▸ Exercise instructions: Each line of the listing that contains the word "chartilaginem" is to be copied.
........
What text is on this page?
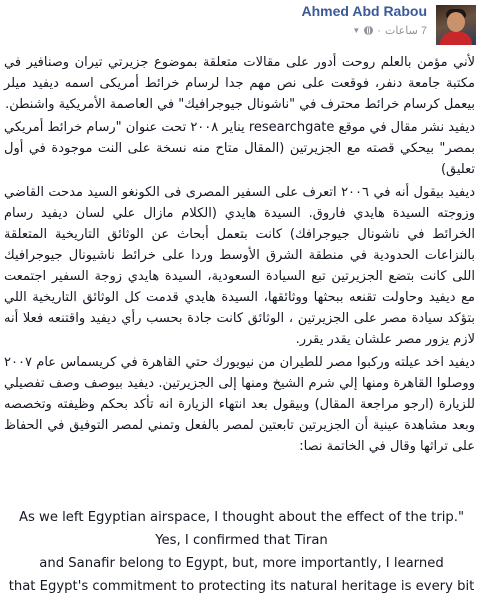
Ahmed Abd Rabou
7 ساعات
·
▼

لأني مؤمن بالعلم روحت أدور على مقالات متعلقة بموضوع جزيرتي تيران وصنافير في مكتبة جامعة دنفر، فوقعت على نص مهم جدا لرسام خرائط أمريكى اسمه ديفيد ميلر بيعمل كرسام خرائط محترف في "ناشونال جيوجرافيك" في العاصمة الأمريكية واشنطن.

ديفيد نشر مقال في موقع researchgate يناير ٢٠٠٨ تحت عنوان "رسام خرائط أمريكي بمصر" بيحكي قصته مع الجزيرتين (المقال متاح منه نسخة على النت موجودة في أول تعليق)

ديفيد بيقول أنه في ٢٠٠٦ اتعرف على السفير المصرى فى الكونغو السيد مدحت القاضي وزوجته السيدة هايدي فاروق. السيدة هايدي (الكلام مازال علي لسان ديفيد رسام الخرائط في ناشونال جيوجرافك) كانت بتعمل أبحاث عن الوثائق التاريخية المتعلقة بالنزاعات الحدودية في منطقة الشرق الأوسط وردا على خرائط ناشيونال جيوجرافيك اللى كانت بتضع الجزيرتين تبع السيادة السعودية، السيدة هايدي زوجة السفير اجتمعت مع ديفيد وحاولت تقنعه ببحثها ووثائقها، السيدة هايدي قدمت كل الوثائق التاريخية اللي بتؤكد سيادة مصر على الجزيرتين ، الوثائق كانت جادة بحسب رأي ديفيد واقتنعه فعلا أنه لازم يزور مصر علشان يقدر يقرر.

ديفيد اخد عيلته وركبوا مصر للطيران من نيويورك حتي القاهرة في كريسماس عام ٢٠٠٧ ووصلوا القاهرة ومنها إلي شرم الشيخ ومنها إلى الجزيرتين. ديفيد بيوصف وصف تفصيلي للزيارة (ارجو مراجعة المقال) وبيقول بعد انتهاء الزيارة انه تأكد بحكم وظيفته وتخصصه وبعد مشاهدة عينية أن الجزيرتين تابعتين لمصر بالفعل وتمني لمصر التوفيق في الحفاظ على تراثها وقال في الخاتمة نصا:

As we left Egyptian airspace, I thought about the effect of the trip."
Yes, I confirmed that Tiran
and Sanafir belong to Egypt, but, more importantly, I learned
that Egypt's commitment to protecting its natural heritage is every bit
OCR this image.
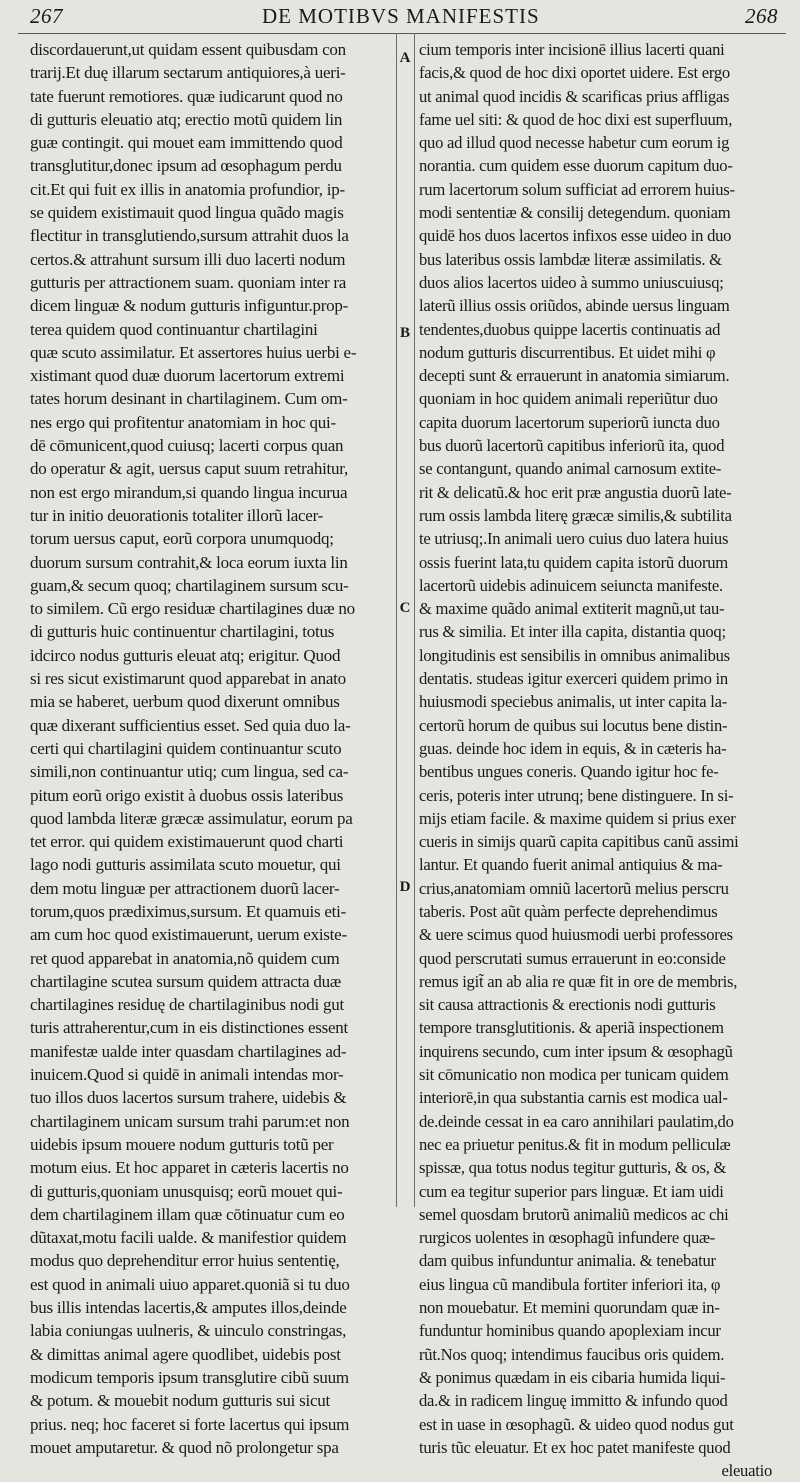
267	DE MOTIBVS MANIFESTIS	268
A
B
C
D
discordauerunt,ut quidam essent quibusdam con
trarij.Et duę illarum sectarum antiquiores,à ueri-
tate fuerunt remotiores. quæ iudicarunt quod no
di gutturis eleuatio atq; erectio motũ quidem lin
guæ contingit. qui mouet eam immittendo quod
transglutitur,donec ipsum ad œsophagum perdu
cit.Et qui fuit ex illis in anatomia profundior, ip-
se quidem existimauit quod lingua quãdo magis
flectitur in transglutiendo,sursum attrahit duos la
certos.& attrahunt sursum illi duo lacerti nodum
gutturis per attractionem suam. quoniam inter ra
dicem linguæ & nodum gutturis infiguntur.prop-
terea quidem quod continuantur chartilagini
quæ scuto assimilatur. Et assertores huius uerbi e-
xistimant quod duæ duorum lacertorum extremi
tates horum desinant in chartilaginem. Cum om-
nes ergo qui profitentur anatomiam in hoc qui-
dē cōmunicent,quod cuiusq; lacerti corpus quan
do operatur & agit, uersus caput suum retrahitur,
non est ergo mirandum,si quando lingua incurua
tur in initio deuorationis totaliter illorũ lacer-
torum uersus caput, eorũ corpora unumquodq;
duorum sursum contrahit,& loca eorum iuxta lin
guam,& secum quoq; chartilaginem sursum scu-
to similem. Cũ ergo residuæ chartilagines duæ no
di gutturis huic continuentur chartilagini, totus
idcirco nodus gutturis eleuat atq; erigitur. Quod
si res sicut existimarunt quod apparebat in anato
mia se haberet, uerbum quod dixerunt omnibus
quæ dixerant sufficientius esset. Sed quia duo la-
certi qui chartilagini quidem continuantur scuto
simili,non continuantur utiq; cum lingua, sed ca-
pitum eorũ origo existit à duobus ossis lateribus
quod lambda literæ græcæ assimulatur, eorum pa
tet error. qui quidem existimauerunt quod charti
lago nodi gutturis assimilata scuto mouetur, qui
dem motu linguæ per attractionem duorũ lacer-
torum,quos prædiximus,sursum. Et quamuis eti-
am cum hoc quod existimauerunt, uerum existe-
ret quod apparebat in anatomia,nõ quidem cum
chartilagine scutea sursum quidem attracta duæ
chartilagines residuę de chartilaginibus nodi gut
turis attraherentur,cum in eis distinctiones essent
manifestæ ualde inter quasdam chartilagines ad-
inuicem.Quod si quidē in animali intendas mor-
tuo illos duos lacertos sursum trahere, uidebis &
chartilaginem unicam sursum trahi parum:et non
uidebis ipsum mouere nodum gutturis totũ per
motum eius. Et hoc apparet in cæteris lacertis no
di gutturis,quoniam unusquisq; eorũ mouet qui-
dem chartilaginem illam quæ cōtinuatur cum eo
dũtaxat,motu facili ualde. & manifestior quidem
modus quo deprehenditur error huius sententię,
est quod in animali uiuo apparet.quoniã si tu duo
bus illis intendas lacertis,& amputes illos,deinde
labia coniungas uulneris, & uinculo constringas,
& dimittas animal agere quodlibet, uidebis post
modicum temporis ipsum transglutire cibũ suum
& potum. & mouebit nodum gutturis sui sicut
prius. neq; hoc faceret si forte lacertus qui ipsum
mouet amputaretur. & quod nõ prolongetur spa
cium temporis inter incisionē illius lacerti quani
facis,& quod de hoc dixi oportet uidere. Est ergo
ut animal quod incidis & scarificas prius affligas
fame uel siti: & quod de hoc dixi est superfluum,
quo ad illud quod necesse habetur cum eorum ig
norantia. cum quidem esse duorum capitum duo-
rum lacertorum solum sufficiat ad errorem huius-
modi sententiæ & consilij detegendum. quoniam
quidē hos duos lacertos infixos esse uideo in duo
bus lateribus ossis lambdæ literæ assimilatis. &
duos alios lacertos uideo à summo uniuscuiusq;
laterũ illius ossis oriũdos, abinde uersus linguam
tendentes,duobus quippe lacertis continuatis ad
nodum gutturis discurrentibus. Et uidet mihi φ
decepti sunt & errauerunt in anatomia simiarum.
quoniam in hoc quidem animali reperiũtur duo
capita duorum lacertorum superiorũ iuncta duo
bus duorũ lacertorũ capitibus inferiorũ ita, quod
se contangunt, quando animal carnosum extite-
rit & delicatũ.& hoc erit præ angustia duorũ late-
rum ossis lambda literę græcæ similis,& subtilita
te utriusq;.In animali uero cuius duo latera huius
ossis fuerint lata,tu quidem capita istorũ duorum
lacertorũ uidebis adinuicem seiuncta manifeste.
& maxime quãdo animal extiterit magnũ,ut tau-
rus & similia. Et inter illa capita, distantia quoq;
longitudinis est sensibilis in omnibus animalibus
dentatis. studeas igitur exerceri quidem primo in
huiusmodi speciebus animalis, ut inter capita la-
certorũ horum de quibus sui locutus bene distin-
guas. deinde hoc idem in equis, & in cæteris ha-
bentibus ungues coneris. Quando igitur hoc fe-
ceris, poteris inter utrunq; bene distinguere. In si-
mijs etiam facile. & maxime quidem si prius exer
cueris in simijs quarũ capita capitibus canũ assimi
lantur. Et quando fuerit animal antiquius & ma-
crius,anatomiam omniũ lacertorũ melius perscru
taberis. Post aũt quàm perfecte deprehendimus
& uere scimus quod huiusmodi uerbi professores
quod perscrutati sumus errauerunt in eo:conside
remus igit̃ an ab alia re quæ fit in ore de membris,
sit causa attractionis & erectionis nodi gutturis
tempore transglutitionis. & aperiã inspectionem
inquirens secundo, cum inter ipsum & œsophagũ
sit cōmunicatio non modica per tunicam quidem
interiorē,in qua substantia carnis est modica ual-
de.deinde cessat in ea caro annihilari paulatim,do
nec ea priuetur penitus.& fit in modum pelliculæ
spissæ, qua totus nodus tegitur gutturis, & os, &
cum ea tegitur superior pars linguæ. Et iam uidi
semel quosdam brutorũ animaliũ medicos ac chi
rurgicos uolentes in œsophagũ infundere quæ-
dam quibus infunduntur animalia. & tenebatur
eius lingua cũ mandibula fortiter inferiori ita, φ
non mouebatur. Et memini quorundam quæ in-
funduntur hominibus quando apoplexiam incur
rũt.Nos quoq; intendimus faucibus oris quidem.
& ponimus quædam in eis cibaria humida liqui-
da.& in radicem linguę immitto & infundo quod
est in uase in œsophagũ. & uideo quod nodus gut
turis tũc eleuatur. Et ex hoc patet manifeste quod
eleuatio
........
▸ Answer for the task:
tates horum desinant in chartilaginem. Cum om-
guam,& secum quoq; chartilaginem sursum scu-
chartilaginem unicam sursum trahi parum:et non
dem chartilaginem illam quæ cōtinuatur cum eo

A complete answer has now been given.